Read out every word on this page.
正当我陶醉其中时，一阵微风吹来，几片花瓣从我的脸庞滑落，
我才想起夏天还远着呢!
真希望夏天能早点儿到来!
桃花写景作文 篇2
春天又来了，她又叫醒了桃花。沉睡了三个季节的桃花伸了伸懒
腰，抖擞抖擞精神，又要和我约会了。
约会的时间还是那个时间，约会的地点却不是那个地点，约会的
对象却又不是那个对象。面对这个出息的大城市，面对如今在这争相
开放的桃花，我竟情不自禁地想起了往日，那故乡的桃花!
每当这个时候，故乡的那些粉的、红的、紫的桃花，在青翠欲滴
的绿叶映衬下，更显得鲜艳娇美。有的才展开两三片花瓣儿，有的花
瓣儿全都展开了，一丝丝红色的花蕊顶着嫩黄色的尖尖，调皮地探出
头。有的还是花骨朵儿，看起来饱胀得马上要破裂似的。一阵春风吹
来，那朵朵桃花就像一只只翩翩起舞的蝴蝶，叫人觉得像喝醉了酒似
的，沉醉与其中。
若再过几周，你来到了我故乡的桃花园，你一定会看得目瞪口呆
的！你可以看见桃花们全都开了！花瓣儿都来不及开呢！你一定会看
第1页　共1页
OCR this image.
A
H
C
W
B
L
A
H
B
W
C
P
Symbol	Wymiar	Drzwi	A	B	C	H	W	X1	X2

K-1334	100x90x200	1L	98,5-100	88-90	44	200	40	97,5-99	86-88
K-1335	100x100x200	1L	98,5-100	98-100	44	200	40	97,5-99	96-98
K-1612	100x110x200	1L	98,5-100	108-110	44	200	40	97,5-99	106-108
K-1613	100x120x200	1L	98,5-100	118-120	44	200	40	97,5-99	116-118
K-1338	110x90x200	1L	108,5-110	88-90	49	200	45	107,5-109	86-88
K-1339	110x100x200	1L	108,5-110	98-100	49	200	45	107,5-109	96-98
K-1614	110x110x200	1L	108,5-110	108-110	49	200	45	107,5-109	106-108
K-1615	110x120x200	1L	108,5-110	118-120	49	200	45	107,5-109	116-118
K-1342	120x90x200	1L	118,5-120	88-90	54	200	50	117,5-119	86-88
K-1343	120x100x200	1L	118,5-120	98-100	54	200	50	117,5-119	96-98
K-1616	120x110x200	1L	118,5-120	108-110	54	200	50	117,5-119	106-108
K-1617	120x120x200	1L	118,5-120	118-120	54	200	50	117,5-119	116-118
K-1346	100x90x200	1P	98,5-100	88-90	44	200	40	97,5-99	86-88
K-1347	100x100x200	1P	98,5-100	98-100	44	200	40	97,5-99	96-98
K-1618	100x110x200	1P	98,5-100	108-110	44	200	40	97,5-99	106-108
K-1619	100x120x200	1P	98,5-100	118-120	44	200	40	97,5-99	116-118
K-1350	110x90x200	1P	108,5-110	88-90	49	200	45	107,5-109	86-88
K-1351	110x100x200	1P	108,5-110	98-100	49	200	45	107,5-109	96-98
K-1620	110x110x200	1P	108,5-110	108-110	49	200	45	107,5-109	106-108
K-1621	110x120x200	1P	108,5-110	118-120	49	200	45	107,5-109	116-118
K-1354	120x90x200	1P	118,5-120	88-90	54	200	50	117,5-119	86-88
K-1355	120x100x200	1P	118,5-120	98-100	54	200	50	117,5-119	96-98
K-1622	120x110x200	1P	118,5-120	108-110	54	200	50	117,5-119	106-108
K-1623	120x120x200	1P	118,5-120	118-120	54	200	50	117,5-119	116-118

Task description ->
From the listing above, extract every line exactly as it stands.

Finished answer ->
Read out every word on this page.
正当我陶醉其中时，一阵微风吹来，几片花瓣从我的脸庞滑落，
我才想起夏天还远着呢!
真希望夏天能早点儿到来!
桃花写景作文 篇2
春天又来了，她又叫醒了桃花。沉睡了三个季节的桃花伸了伸懒
腰，抖擞抖擞精神，又要和我约会了。
约会的时间还是那个时间，约会的地点却不是那个地点，约会的
对象却又不是那个对象。面对这个出息的大城市，面对如今在这争相
开放的桃花，我竟情不自禁地想起了往日，那故乡的桃花!
每当这个时候，故乡的那些粉的、红的、紫的桃花，在青翠欲滴
的绿叶映衬下，更显得鲜艳娇美。有的才展开两三片花瓣儿，有的花
瓣儿全都展开了，一丝丝红色的花蕊顶着嫩黄色的尖尖，调皮地探出
头。有的还是花骨朵儿，看起来饱胀得马上要破裂似的。一阵春风吹
来，那朵朵桃花就像一只只翩翩起舞的蝴蝶，叫人觉得像喝醉了酒似
的，沉醉与其中。
若再过几周，你来到了我故乡的桃花园，你一定会看得目瞪口呆
的！你可以看见桃花们全都开了！花瓣儿都来不及开呢！你一定会看
第1页　共1页
OCR this image.
A
H
C
W
B
L
A
H
B
W
C
P
Symbol	Wymiar	Drzwi	A	B	C	H	W	X1	X2

K-1334	100x90x200	1L	98,5-100	88-90	44	200	40	97,5-99	86-88
K-1335	100x100x200	1L	98,5-100	98-100	44	200	40	97,5-99	96-98
K-1612	100x110x200	1L	98,5-100	108-110	44	200	40	97,5-99	106-108
K-1613	100x120x200	1L	98,5-100	118-120	44	200	40	97,5-99	116-118
K-1338	110x90x200	1L	108,5-110	88-90	49	200	45	107,5-109	86-88
K-1339	110x100x200	1L	108,5-110	98-100	49	200	45	107,5-109	96-98
K-1614	110x110x200	1L	108,5-110	108-110	49	200	45	107,5-109	106-108
K-1615	110x120x200	1L	108,5-110	118-120	49	200	45	107,5-109	116-118
K-1342	120x90x200	1L	118,5-120	88-90	54	200	50	117,5-119	86-88
K-1343	120x100x200	1L	118,5-120	98-100	54	200	50	117,5-119	96-98
K-1616	120x110x200	1L	118,5-120	108-110	54	200	50	117,5-119	106-108
K-1617	120x120x200	1L	118,5-120	118-120	54	200	50	117,5-119	116-118
K-1346	100x90x200	1P	98,5-100	88-90	44	200	40	97,5-99	86-88
K-1347	100x100x200	1P	98,5-100	98-100	44	200	40	97,5-99	96-98
K-1618	100x110x200	1P	98,5-100	108-110	44	200	40	97,5-99	106-108
K-1619	100x120x200	1P	98,5-100	118-120	44	200	40	97,5-99	116-118
K-1350	110x90x200	1P	108,5-110	88-90	49	200	45	107,5-109	86-88
K-1351	110x100x200	1P	108,5-110	98-100	49	200	45	107,5-109	96-98
K-1620	110x110x200	1P	108,5-110	108-110	49	200	45	107,5-109	106-108
K-1621	110x120x200	1P	108,5-110	118-120	49	200	45	107,5-109	116-118
K-1354	120x90x200	1P	118,5-120	88-90	54	200	50	117,5-119	86-88
K-1355	120x100x200	1P	118,5-120	98-100	54	200	50	117,5-119	96-98
K-1622	120x110x200	1P	118,5-120	108-110	54	200	50	117,5-119	106-108
K-1623	120x120x200	1P	118,5-120	118-120	54	200	50	117,5-119	116-118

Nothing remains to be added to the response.